* **Exercise instructions**: Keep every line where the word "title" appears; drop the rest.

* **Material**:
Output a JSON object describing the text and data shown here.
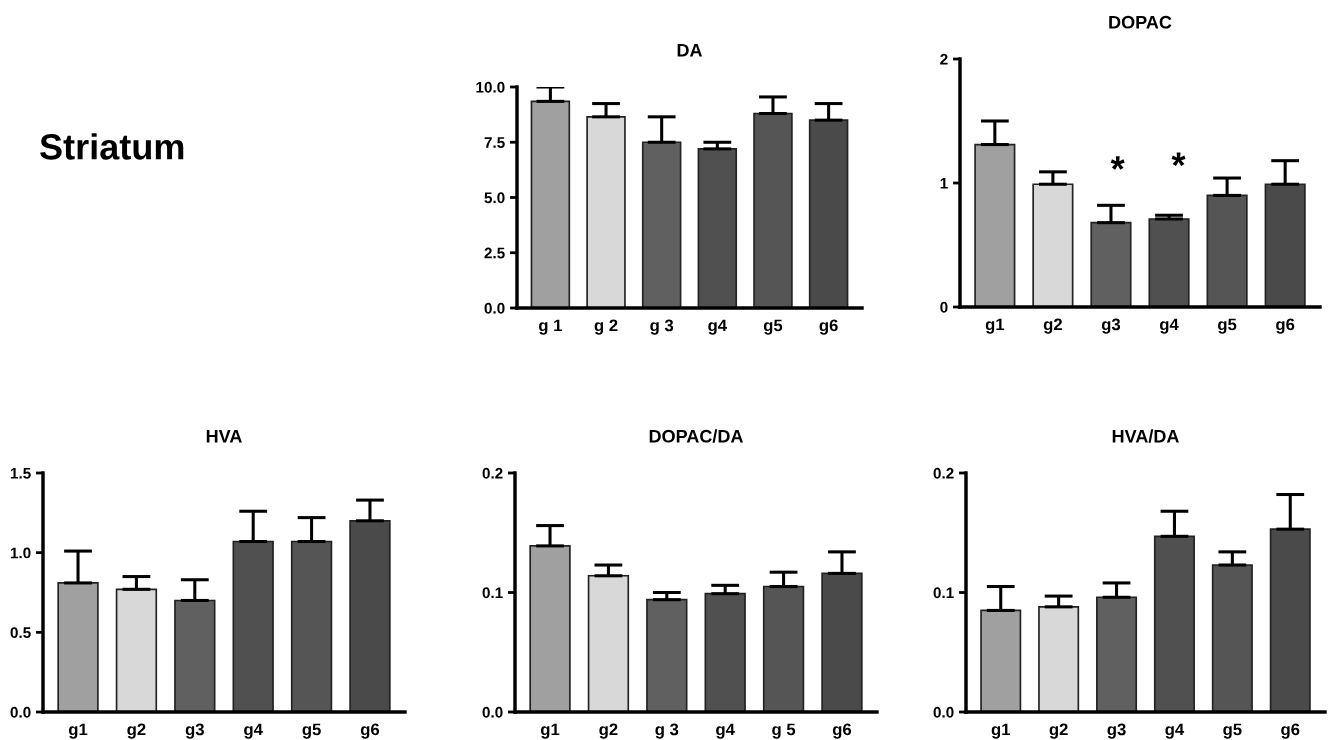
{
  "chart_data": [
    {
      "type": "other",
      "annotations": [
        "Striatum"
      ]
    },
    {
      "type": "bar",
      "title": "DA",
      "categories": [
        "g 1",
        "g 2",
        "g 3",
        "g4",
        "g5",
        "g6"
      ],
      "values": [
        9.35,
        8.65,
        7.5,
        7.2,
        8.8,
        8.5
      ],
      "errors": [
        [
          9.35,
          10.0
        ],
        [
          8.65,
          9.25
        ],
        [
          7.5,
          8.65
        ],
        [
          7.2,
          7.5
        ],
        [
          8.8,
          9.55
        ],
        [
          8.5,
          9.25
        ]
      ],
      "colors": [
        "#a0a0a0",
        "#d8d8d8",
        "#606060",
        "#505050",
        "#555555",
        "#4a4a4a"
      ],
      "ylim": [
        0,
        10
      ],
      "yticks": [
        {
          "value": 0,
          "label": "0.0"
        },
        2.5,
        {
          "value": 5,
          "label": "5.0"
        },
        7.5,
        {
          "value": 10,
          "label": "10.0"
        }
      ],
      "grid": false
    },
    {
      "type": "bar",
      "title": "DOPAC",
      "categories": [
        "g1",
        "g2",
        "g3",
        "g4",
        "g5",
        "g6"
      ],
      "values": [
        1.31,
        0.99,
        0.68,
        0.71,
        0.9,
        0.99
      ],
      "errors": [
        [
          1.31,
          1.5
        ],
        [
          0.99,
          1.09
        ],
        [
          0.68,
          0.82
        ],
        [
          0.71,
          0.74
        ],
        [
          0.9,
          1.04
        ],
        [
          0.99,
          1.18
        ]
      ],
      "colors": [
        "#a0a0a0",
        "#d8d8d8",
        "#606060",
        "#505050",
        "#555555",
        "#4a4a4a"
      ],
      "ylim": [
        0,
        2
      ],
      "yticks": [
        0,
        1,
        2
      ],
      "grid": false,
      "annotations": [
        "*",
        "*"
      ]
    },
    {
      "type": "bar",
      "title": "HVA",
      "categories": [
        "g1",
        "g2",
        "g3",
        "g4",
        "g5",
        "g6"
      ],
      "values": [
        0.81,
        0.77,
        0.7,
        1.07,
        1.07,
        1.2
      ],
      "errors": [
        [
          0.81,
          1.01
        ],
        [
          0.77,
          0.85
        ],
        [
          0.7,
          0.83
        ],
        [
          1.07,
          1.26
        ],
        [
          1.07,
          1.22
        ],
        [
          1.2,
          1.33
        ]
      ],
      "colors": [
        "#a0a0a0",
        "#d8d8d8",
        "#606060",
        "#505050",
        "#555555",
        "#4a4a4a"
      ],
      "ylim": [
        0,
        1.5
      ],
      "yticks": [
        {
          "value": 0,
          "label": "0.0"
        },
        0.5,
        {
          "value": 1,
          "label": "1.0"
        },
        1.5
      ],
      "grid": false
    },
    {
      "type": "bar",
      "title": "DOPAC/DA",
      "categories": [
        "g1",
        "g2",
        "g 3",
        "g4",
        "g 5",
        "g6"
      ],
      "values": [
        0.139,
        0.114,
        0.094,
        0.099,
        0.105,
        0.116
      ],
      "errors": [
        [
          0.139,
          0.156
        ],
        [
          0.114,
          0.123
        ],
        [
          0.094,
          0.1
        ],
        [
          0.099,
          0.106
        ],
        [
          0.105,
          0.117
        ],
        [
          0.116,
          0.134
        ]
      ],
      "colors": [
        "#a0a0a0",
        "#d8d8d8",
        "#606060",
        "#505050",
        "#555555",
        "#4a4a4a"
      ],
      "ylim": [
        0,
        0.2
      ],
      "yticks": [
        {
          "value": 0,
          "label": "0.0"
        },
        0.1,
        0.2
      ],
      "grid": false
    },
    {
      "type": "bar",
      "title": "HVA/DA",
      "categories": [
        "g1",
        "g2",
        "g3",
        "g4",
        "g5",
        "g6"
      ],
      "values": [
        0.085,
        0.088,
        0.096,
        0.147,
        0.123,
        0.153
      ],
      "errors": [
        [
          0.085,
          0.105
        ],
        [
          0.088,
          0.097
        ],
        [
          0.096,
          0.108
        ],
        [
          0.147,
          0.168
        ],
        [
          0.123,
          0.134
        ],
        [
          0.153,
          0.182
        ]
      ],
      "colors": [
        "#a0a0a0",
        "#d8d8d8",
        "#606060",
        "#505050",
        "#555555",
        "#4a4a4a"
      ],
      "ylim": [
        0,
        0.2
      ],
      "yticks": [
        {
          "value": 0,
          "label": "0.0"
        },
        0.1,
        0.2
      ],
      "grid": false
    }
  ]
}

* **Task response**:
      "title": "DA",
      "title": "DOPAC",
      "title": "HVA",
      "title": "DOPAC/DA",
      "title": "HVA/DA",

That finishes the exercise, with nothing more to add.